** Given request **
Output all lines exactly, with nothing added or dropped.
[start Source data]
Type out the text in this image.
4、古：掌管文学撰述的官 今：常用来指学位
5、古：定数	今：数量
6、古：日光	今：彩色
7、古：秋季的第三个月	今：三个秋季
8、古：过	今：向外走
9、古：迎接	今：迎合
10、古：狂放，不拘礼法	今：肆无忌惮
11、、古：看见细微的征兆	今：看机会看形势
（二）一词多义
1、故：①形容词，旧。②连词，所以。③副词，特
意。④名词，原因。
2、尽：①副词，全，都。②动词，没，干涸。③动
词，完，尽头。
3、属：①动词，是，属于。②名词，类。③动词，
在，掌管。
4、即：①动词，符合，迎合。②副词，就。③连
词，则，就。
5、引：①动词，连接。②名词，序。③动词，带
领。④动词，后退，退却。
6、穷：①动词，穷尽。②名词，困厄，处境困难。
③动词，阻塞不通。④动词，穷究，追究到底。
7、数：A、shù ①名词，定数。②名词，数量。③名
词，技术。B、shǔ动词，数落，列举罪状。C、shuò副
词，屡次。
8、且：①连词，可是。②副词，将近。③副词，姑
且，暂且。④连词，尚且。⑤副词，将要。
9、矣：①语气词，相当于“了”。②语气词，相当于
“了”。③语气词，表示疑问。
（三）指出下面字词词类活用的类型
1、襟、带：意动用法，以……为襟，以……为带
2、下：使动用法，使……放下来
[end Source data]
** Task result **
Type out the text in this image.
4、古：掌管文学撰述的官 今：常用来指学位
5、古：定数	今：数量
6、古：日光	今：彩色
7、古：秋季的第三个月	今：三个秋季
8、古：过	今：向外走
9、古：迎接	今：迎合
10、古：狂放，不拘礼法	今：肆无忌惮
11、、古：看见细微的征兆	今：看机会看形势
（二）一词多义
1、故：①形容词，旧。②连词，所以。③副词，特
意。④名词，原因。
2、尽：①副词，全，都。②动词，没，干涸。③动
词，完，尽头。
3、属：①动词，是，属于。②名词，类。③动词，
在，掌管。
4、即：①动词，符合，迎合。②副词，就。③连
词，则，就。
5、引：①动词，连接。②名词，序。③动词，带
领。④动词，后退，退却。
6、穷：①动词，穷尽。②名词，困厄，处境困难。
③动词，阻塞不通。④动词，穷究，追究到底。
7、数：A、shù ①名词，定数。②名词，数量。③名
词，技术。B、shǔ动词，数落，列举罪状。C、shuò副
词，屡次。
8、且：①连词，可是。②副词，将近。③副词，姑
且，暂且。④连词，尚且。⑤副词，将要。
9、矣：①语气词，相当于“了”。②语气词，相当于
“了”。③语气词，表示疑问。
（三）指出下面字词词类活用的类型
1、襟、带：意动用法，以……为襟，以……为带
2、下：使动用法，使……放下来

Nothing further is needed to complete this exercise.